# EXERCISE:
Your task is to transcribe all of the data below exactly, omitting the images.

# DATA EXTRACT:
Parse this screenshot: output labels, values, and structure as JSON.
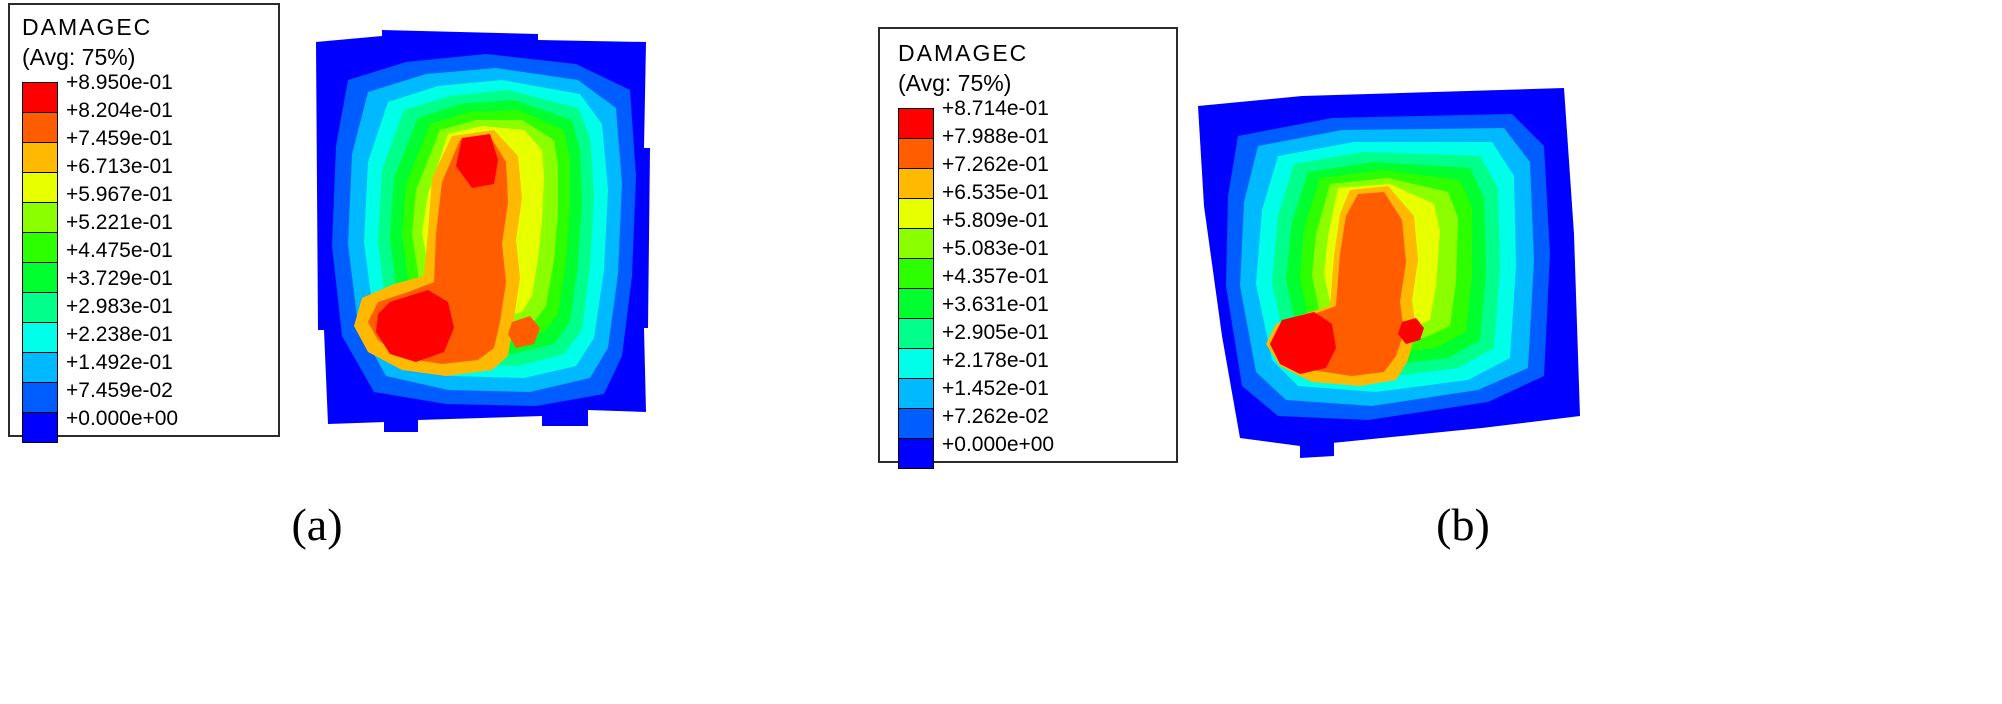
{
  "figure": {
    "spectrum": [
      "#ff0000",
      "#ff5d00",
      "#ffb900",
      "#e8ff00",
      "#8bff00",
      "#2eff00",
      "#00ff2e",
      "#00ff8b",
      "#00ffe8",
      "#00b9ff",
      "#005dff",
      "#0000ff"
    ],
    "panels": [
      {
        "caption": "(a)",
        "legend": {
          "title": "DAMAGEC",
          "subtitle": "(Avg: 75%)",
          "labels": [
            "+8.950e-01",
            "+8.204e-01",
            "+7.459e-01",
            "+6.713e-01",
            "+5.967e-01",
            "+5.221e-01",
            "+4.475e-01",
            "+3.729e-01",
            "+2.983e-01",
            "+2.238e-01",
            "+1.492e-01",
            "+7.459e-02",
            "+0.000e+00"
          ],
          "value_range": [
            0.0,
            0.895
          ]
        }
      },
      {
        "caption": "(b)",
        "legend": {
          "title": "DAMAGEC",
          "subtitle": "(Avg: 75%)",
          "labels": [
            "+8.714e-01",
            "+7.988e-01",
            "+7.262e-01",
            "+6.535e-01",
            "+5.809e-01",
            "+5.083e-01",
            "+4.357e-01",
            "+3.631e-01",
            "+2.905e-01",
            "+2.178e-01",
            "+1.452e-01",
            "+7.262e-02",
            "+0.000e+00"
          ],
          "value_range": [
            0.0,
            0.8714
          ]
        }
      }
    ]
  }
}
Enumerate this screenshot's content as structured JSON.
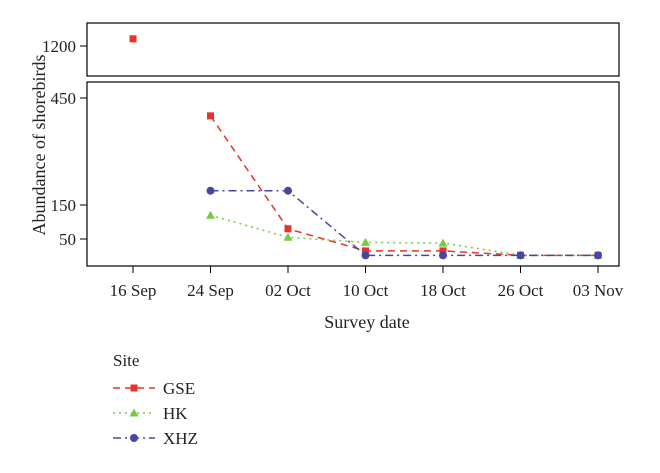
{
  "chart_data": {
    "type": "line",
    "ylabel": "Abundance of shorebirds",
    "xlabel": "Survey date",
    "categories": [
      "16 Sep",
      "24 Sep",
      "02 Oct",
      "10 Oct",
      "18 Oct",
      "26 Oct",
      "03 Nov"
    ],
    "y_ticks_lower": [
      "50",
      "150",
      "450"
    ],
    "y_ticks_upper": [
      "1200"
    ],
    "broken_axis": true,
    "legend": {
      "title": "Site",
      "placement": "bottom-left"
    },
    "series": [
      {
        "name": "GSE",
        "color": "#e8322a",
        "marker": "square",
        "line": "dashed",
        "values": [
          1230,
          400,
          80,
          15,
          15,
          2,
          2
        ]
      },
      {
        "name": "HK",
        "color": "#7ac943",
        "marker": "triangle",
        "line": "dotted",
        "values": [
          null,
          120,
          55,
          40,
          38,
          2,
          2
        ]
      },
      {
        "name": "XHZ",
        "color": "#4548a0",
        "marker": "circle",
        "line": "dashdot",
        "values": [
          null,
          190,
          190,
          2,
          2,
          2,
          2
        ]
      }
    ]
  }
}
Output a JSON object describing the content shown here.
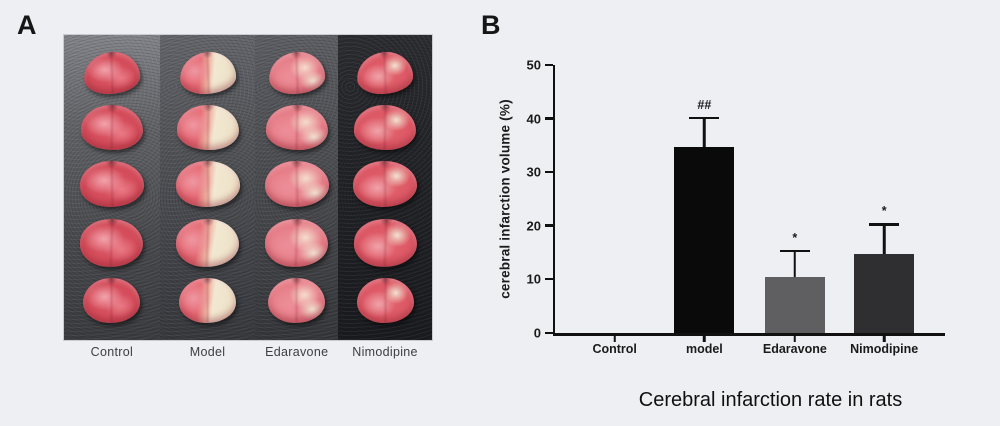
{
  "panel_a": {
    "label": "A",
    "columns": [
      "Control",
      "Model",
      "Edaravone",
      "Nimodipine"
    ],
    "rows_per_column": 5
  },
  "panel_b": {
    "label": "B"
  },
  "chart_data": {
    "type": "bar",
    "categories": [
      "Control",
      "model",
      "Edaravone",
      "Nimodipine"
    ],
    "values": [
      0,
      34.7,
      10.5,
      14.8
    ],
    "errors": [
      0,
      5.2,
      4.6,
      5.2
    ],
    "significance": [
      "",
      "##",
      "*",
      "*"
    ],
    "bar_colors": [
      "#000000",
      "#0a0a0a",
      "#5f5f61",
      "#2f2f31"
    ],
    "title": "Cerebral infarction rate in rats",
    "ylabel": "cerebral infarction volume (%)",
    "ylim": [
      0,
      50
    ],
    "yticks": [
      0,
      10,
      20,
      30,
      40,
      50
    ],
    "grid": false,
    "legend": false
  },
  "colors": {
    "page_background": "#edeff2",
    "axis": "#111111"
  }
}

# RESULT:
Parse this screenshot: output labels, values, and structure as JSON.
{
  "figure": {
    "spectrum": [
      "#ff0000",
      "#ff5d00",
      "#ffb900",
      "#e8ff00",
      "#8bff00",
      "#2eff00",
      "#00ff2e",
      "#00ff8b",
      "#00ffe8",
      "#00b9ff",
      "#005dff",
      "#0000ff"
    ],
    "panels": [
      {
        "caption": "(a)",
        "legend": {
          "title": "DAMAGEC",
          "subtitle": "(Avg: 75%)",
          "labels": [
            "+8.950e-01",
            "+8.204e-01",
            "+7.459e-01",
            "+6.713e-01",
            "+5.967e-01",
            "+5.221e-01",
            "+4.475e-01",
            "+3.729e-01",
            "+2.983e-01",
            "+2.238e-01",
            "+1.492e-01",
            "+7.459e-02",
            "+0.000e+00"
          ],
          "value_range": [
            0.0,
            0.895
          ]
        }
      },
      {
        "caption": "(b)",
        "legend": {
          "title": "DAMAGEC",
          "subtitle": "(Avg: 75%)",
          "labels": [
            "+8.714e-01",
            "+7.988e-01",
            "+7.262e-01",
            "+6.535e-01",
            "+5.809e-01",
            "+5.083e-01",
            "+4.357e-01",
            "+3.631e-01",
            "+2.905e-01",
            "+2.178e-01",
            "+1.452e-01",
            "+7.262e-02",
            "+0.000e+00"
          ],
          "value_range": [
            0.0,
            0.8714
          ]
        }
      }
    ]
  }
}
Enumerate this screenshot's content as structured JSON.
{
  "chart_data": {
    "type": "line",
    "ylabel": "Abundance of shorebirds",
    "xlabel": "Survey date",
    "categories": [
      "16 Sep",
      "24 Sep",
      "02 Oct",
      "10 Oct",
      "18 Oct",
      "26 Oct",
      "03 Nov"
    ],
    "y_ticks_lower": [
      "50",
      "150",
      "450"
    ],
    "y_ticks_upper": [
      "1200"
    ],
    "broken_axis": true,
    "legend": {
      "title": "Site",
      "placement": "bottom-left"
    },
    "series": [
      {
        "name": "GSE",
        "color": "#e8322a",
        "marker": "square",
        "line": "dashed",
        "values": [
          1230,
          400,
          80,
          15,
          15,
          2,
          2
        ]
      },
      {
        "name": "HK",
        "color": "#7ac943",
        "marker": "triangle",
        "line": "dotted",
        "values": [
          null,
          120,
          55,
          40,
          38,
          2,
          2
        ]
      },
      {
        "name": "XHZ",
        "color": "#4548a0",
        "marker": "circle",
        "line": "dashdot",
        "values": [
          null,
          190,
          190,
          2,
          2,
          2,
          2
        ]
      }
    ]
  }
}
Output a JSON object describing the content shown here.
{
  "panel_a": {
    "label": "A",
    "columns": [
      "Control",
      "Model",
      "Edaravone",
      "Nimodipine"
    ],
    "rows_per_column": 5
  },
  "panel_b": {
    "label": "B"
  },
  "chart_data": {
    "type": "bar",
    "categories": [
      "Control",
      "model",
      "Edaravone",
      "Nimodipine"
    ],
    "values": [
      0,
      34.7,
      10.5,
      14.8
    ],
    "errors": [
      0,
      5.2,
      4.6,
      5.2
    ],
    "significance": [
      "",
      "##",
      "*",
      "*"
    ],
    "bar_colors": [
      "#000000",
      "#0a0a0a",
      "#5f5f61",
      "#2f2f31"
    ],
    "title": "Cerebral infarction rate in rats",
    "ylabel": "cerebral infarction volume (%)",
    "ylim": [
      0,
      50
    ],
    "yticks": [
      0,
      10,
      20,
      30,
      40,
      50
    ],
    "grid": false,
    "legend": false
  },
  "colors": {
    "page_background": "#edeff2",
    "axis": "#111111"
  }
}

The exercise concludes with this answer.